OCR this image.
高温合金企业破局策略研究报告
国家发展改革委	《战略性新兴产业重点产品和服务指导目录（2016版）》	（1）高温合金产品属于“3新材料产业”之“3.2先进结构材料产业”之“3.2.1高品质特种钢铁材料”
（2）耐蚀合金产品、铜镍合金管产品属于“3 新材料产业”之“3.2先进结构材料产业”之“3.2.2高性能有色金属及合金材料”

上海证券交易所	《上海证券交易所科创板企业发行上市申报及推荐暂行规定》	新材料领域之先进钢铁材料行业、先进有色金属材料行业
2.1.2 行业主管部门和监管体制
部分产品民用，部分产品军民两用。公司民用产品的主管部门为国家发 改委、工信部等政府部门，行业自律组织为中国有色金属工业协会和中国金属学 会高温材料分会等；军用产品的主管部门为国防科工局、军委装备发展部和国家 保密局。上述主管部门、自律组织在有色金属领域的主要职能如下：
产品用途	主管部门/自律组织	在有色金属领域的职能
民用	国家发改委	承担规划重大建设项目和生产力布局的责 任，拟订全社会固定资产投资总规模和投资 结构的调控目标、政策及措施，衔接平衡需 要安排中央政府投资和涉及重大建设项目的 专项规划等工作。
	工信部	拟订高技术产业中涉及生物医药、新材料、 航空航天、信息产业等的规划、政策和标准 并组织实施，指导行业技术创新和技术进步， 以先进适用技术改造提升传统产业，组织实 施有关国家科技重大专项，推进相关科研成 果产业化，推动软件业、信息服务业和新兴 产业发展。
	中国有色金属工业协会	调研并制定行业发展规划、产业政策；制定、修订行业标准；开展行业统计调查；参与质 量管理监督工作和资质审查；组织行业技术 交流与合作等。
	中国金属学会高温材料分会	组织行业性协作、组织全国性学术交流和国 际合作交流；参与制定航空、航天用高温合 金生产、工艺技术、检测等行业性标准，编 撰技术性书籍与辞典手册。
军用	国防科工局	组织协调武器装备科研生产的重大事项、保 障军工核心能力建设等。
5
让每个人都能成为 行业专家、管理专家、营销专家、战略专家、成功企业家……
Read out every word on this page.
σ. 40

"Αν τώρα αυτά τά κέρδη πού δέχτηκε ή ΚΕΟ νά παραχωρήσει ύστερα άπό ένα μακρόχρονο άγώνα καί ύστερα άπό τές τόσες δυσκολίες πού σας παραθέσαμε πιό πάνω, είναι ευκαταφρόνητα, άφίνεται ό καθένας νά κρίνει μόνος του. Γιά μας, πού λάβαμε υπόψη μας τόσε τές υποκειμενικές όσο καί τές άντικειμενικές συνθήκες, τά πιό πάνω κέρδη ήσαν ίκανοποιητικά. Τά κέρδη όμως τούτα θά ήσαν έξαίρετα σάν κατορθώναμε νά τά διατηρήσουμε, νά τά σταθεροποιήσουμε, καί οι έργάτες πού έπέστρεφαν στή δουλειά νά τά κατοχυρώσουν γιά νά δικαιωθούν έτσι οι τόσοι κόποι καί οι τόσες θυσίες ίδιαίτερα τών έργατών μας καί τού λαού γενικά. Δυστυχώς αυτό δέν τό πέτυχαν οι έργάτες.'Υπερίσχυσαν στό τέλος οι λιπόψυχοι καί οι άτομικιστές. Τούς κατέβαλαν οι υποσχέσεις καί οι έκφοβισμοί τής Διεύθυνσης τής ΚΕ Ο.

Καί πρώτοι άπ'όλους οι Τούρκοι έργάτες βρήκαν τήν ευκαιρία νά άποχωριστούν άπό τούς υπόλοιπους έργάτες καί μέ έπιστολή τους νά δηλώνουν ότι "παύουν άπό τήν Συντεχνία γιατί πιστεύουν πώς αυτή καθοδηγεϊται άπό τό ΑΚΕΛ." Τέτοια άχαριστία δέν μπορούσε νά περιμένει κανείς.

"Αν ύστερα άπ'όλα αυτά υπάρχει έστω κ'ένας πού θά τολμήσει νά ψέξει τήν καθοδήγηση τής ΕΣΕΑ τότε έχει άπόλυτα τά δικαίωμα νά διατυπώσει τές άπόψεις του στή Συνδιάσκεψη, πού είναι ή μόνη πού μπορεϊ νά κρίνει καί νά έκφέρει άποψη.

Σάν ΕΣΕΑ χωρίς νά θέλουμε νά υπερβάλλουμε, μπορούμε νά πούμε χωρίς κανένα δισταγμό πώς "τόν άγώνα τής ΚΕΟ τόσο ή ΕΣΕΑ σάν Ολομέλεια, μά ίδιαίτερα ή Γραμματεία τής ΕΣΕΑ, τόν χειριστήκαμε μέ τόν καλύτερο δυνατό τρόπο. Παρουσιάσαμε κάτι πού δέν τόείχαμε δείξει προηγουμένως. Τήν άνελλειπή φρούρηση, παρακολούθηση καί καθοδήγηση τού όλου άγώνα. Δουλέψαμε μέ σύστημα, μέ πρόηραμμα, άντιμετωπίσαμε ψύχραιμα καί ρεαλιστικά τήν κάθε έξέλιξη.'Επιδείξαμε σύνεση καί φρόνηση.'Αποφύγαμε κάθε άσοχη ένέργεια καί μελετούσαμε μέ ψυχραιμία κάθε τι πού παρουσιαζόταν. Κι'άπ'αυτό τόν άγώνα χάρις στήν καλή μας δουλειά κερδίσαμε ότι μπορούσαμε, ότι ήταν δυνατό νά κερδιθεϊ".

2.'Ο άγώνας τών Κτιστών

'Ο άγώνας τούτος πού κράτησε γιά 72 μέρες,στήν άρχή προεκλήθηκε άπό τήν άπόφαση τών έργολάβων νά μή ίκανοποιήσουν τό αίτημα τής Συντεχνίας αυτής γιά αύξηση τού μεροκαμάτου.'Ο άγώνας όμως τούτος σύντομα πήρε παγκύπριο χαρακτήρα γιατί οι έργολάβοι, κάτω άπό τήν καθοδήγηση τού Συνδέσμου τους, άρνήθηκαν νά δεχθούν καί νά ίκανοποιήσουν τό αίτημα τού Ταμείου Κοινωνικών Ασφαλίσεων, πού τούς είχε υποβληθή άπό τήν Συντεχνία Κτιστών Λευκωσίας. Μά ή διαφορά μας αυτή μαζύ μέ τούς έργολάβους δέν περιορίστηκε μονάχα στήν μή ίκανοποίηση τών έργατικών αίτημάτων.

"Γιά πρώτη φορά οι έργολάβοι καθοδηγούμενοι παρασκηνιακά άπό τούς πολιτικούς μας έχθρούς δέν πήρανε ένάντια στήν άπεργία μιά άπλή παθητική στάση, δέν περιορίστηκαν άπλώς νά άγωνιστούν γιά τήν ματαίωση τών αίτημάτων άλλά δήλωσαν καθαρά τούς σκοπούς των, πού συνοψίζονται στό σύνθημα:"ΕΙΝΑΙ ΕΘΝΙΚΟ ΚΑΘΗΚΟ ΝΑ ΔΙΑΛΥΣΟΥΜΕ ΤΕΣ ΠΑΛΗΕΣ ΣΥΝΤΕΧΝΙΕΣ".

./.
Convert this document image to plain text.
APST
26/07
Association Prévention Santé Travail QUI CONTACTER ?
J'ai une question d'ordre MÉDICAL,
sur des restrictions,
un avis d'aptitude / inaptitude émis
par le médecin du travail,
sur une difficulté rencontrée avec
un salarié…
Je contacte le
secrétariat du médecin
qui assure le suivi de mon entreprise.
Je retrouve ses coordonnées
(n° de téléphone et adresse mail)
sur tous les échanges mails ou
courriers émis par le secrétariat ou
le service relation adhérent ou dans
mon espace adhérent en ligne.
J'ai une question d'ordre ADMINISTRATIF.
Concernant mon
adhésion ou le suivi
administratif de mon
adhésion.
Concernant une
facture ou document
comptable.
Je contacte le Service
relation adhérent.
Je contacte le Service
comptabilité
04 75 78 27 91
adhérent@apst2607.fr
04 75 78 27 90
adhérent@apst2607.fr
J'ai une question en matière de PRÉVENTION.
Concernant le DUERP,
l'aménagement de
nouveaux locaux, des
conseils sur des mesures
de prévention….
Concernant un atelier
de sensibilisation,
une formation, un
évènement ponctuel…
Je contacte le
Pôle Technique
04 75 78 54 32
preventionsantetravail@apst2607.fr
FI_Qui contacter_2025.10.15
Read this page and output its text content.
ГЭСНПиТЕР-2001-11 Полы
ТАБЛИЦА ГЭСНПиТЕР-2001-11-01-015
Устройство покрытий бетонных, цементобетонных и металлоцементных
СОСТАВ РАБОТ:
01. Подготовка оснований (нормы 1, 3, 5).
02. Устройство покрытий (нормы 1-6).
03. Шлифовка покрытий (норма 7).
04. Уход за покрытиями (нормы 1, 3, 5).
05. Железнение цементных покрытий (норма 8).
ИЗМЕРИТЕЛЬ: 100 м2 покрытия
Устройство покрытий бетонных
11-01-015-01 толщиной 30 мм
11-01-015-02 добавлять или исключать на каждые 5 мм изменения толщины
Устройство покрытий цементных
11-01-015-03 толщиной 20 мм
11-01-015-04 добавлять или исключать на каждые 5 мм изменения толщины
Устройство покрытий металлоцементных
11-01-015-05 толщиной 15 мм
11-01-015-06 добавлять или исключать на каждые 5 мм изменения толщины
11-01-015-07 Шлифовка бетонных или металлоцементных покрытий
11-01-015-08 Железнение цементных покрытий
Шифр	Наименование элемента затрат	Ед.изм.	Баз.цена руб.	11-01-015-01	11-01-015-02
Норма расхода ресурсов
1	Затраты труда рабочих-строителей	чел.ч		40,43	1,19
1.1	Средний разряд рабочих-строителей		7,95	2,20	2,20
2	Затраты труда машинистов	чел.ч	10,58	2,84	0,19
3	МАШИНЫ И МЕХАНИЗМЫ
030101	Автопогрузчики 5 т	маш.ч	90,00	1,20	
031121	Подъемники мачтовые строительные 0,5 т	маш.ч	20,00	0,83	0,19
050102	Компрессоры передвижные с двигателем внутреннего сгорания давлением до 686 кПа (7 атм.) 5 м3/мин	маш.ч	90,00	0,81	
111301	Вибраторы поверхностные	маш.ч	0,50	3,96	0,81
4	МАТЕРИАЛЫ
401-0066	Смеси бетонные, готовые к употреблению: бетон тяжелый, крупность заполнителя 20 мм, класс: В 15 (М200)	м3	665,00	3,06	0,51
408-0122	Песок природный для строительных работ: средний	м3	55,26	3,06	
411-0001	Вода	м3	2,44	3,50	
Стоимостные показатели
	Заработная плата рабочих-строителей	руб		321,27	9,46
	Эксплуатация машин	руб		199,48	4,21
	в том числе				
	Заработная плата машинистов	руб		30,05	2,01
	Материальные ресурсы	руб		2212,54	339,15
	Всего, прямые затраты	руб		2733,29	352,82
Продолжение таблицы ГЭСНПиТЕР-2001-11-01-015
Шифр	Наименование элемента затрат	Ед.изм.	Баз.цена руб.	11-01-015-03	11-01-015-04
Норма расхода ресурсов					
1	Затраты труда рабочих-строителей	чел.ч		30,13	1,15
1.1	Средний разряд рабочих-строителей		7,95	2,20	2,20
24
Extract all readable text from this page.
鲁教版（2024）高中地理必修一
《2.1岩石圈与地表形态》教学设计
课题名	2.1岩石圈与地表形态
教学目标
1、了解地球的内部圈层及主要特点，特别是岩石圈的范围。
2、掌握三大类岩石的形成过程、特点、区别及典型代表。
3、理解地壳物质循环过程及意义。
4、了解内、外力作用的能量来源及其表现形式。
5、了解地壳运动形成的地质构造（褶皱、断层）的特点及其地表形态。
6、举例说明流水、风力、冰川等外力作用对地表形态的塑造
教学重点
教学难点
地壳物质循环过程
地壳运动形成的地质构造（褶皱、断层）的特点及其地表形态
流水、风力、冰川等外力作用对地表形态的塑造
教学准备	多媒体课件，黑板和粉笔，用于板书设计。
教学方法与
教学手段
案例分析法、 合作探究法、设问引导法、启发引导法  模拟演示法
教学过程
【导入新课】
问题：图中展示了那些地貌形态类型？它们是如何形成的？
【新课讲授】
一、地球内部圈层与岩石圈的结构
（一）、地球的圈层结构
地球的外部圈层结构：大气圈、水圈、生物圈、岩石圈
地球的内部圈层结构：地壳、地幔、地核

* TASK GOAL: Which lines above contain the word "машинистов"? Copy each of them.

* OUTPUT OF THE EXERCISE:
2	Затраты труда машинистов	чел.ч	10,58	2,84	0,19
	Заработная плата машинистов	руб		30,05	2,01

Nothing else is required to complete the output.